Set exercise: All the records that follow need to be reproduced exactly. Omit the images.

>> Begin Exercise data

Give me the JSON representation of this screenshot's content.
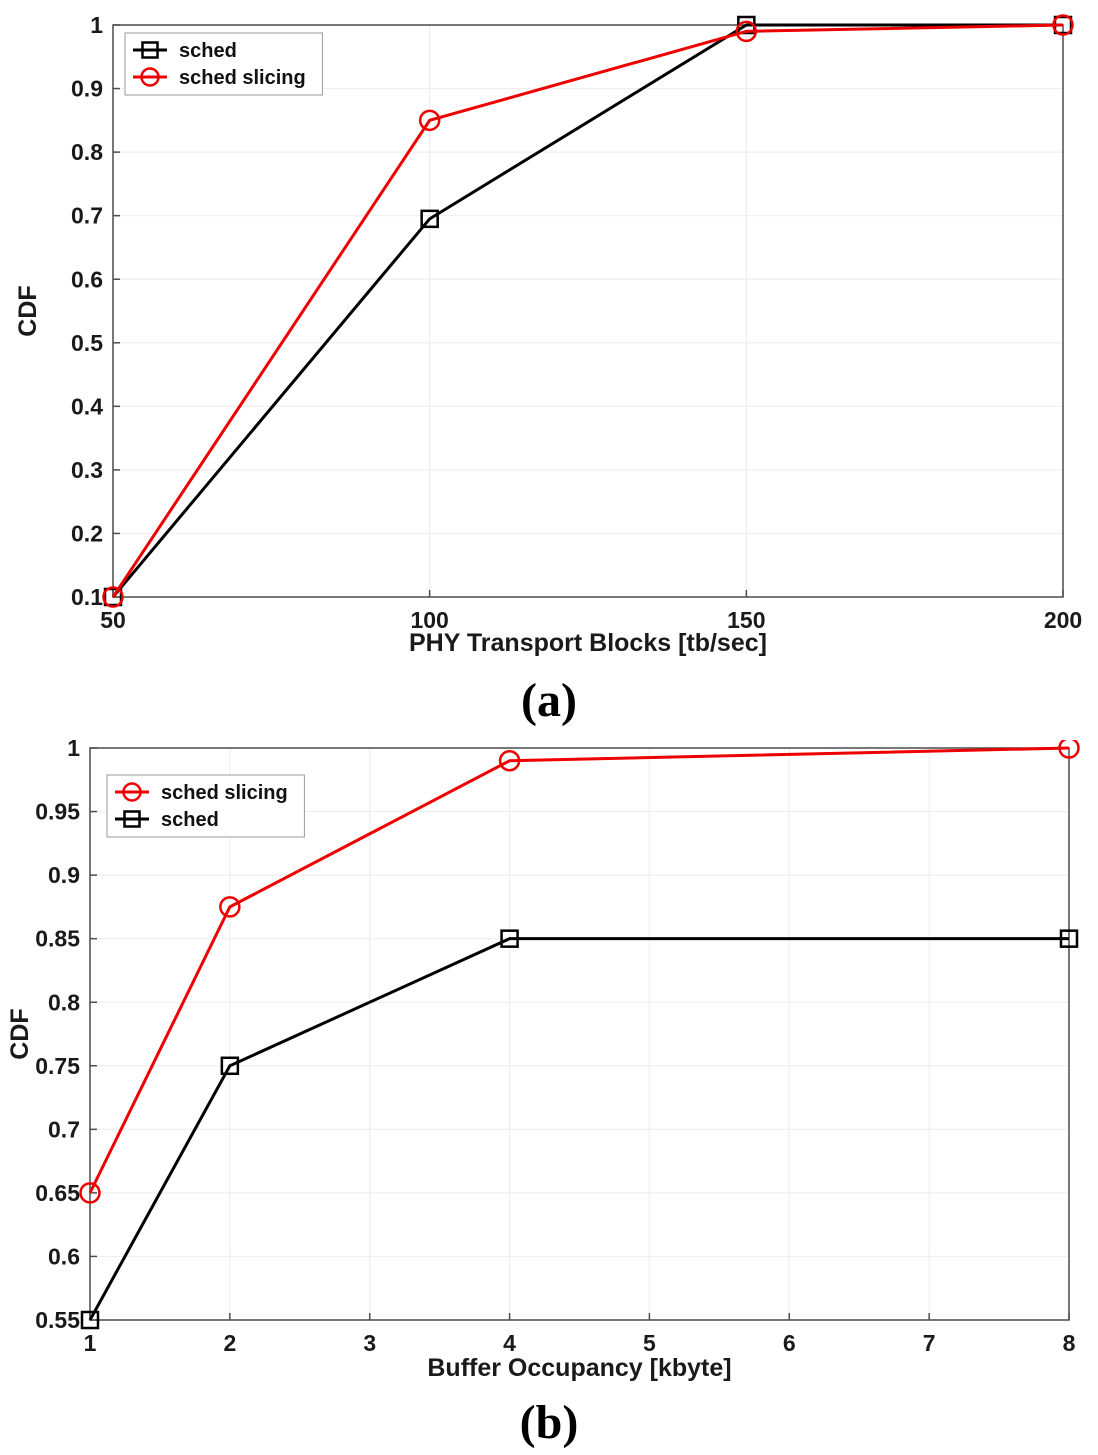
{
  "figure": {
    "captions": {
      "a": "(a)",
      "b": "(b)"
    }
  },
  "colors": {
    "sched": "#000000",
    "sched_slicing": "#ee0000",
    "grid": "#efefef",
    "axis": "#4d4d4d",
    "tick_text": "#1a1a1a",
    "legend_border": "#9a9a9a",
    "background": "#ffffff"
  },
  "chart_data": [
    {
      "id": "a",
      "type": "line",
      "title": "",
      "xlabel": "PHY Transport Blocks [tb/sec]",
      "ylabel": "CDF",
      "xlim": [
        50,
        200
      ],
      "ylim": [
        0.1,
        1.0
      ],
      "xticks": [
        50,
        100,
        150,
        200
      ],
      "yticks": [
        0.1,
        0.2,
        0.3,
        0.4,
        0.5,
        0.6,
        0.7,
        0.8,
        0.9,
        1.0
      ],
      "grid": true,
      "legend_position": "top-left",
      "legend_order": [
        "sched",
        "sched slicing"
      ],
      "series": [
        {
          "name": "sched",
          "marker": "square",
          "color": "#000000",
          "x": [
            50,
            100,
            150,
            200
          ],
          "y": [
            0.1,
            0.695,
            1.0,
            1.0
          ]
        },
        {
          "name": "sched slicing",
          "marker": "circle",
          "color": "#ee0000",
          "x": [
            50,
            100,
            150,
            200
          ],
          "y": [
            0.1,
            0.85,
            0.99,
            1.0
          ]
        }
      ]
    },
    {
      "id": "b",
      "type": "line",
      "title": "",
      "xlabel": "Buffer Occupancy [kbyte]",
      "ylabel": "CDF",
      "xlim": [
        1,
        8
      ],
      "ylim": [
        0.55,
        1.0
      ],
      "xticks": [
        1,
        2,
        3,
        4,
        5,
        6,
        7,
        8
      ],
      "yticks": [
        0.55,
        0.6,
        0.65,
        0.7,
        0.75,
        0.8,
        0.85,
        0.9,
        0.95,
        1.0
      ],
      "grid": true,
      "legend_position": "top-left",
      "legend_order": [
        "sched slicing",
        "sched"
      ],
      "series": [
        {
          "name": "sched slicing",
          "marker": "circle",
          "color": "#ee0000",
          "x": [
            1,
            2,
            4,
            8
          ],
          "y": [
            0.65,
            0.875,
            0.99,
            1.0
          ]
        },
        {
          "name": "sched",
          "marker": "square",
          "color": "#000000",
          "x": [
            1,
            2,
            4,
            8
          ],
          "y": [
            0.55,
            0.75,
            0.85,
            0.85
          ]
        }
      ]
    }
  ]
}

>> End Exercise data

Exercise solution:
Give me the JSON representation of this screenshot's content.
{
  "figure": {
    "captions": {
      "a": "(a)",
      "b": "(b)"
    }
  },
  "colors": {
    "sched": "#000000",
    "sched_slicing": "#ee0000",
    "grid": "#efefef",
    "axis": "#4d4d4d",
    "tick_text": "#1a1a1a",
    "legend_border": "#9a9a9a",
    "background": "#ffffff"
  },
  "chart_data": [
    {
      "id": "a",
      "type": "line",
      "title": "",
      "xlabel": "PHY Transport Blocks [tb/sec]",
      "ylabel": "CDF",
      "xlim": [
        50,
        200
      ],
      "ylim": [
        0.1,
        1.0
      ],
      "xticks": [
        50,
        100,
        150,
        200
      ],
      "yticks": [
        0.1,
        0.2,
        0.3,
        0.4,
        0.5,
        0.6,
        0.7,
        0.8,
        0.9,
        1.0
      ],
      "grid": true,
      "legend_position": "top-left",
      "legend_order": [
        "sched",
        "sched slicing"
      ],
      "series": [
        {
          "name": "sched",
          "marker": "square",
          "color": "#000000",
          "x": [
            50,
            100,
            150,
            200
          ],
          "y": [
            0.1,
            0.695,
            1.0,
            1.0
          ]
        },
        {
          "name": "sched slicing",
          "marker": "circle",
          "color": "#ee0000",
          "x": [
            50,
            100,
            150,
            200
          ],
          "y": [
            0.1,
            0.85,
            0.99,
            1.0
          ]
        }
      ]
    },
    {
      "id": "b",
      "type": "line",
      "title": "",
      "xlabel": "Buffer Occupancy [kbyte]",
      "ylabel": "CDF",
      "xlim": [
        1,
        8
      ],
      "ylim": [
        0.55,
        1.0
      ],
      "xticks": [
        1,
        2,
        3,
        4,
        5,
        6,
        7,
        8
      ],
      "yticks": [
        0.55,
        0.6,
        0.65,
        0.7,
        0.75,
        0.8,
        0.85,
        0.9,
        0.95,
        1.0
      ],
      "grid": true,
      "legend_position": "top-left",
      "legend_order": [
        "sched slicing",
        "sched"
      ],
      "series": [
        {
          "name": "sched slicing",
          "marker": "circle",
          "color": "#ee0000",
          "x": [
            1,
            2,
            4,
            8
          ],
          "y": [
            0.65,
            0.875,
            0.99,
            1.0
          ]
        },
        {
          "name": "sched",
          "marker": "square",
          "color": "#000000",
          "x": [
            1,
            2,
            4,
            8
          ],
          "y": [
            0.55,
            0.75,
            0.85,
            0.85
          ]
        }
      ]
    }
  ]
}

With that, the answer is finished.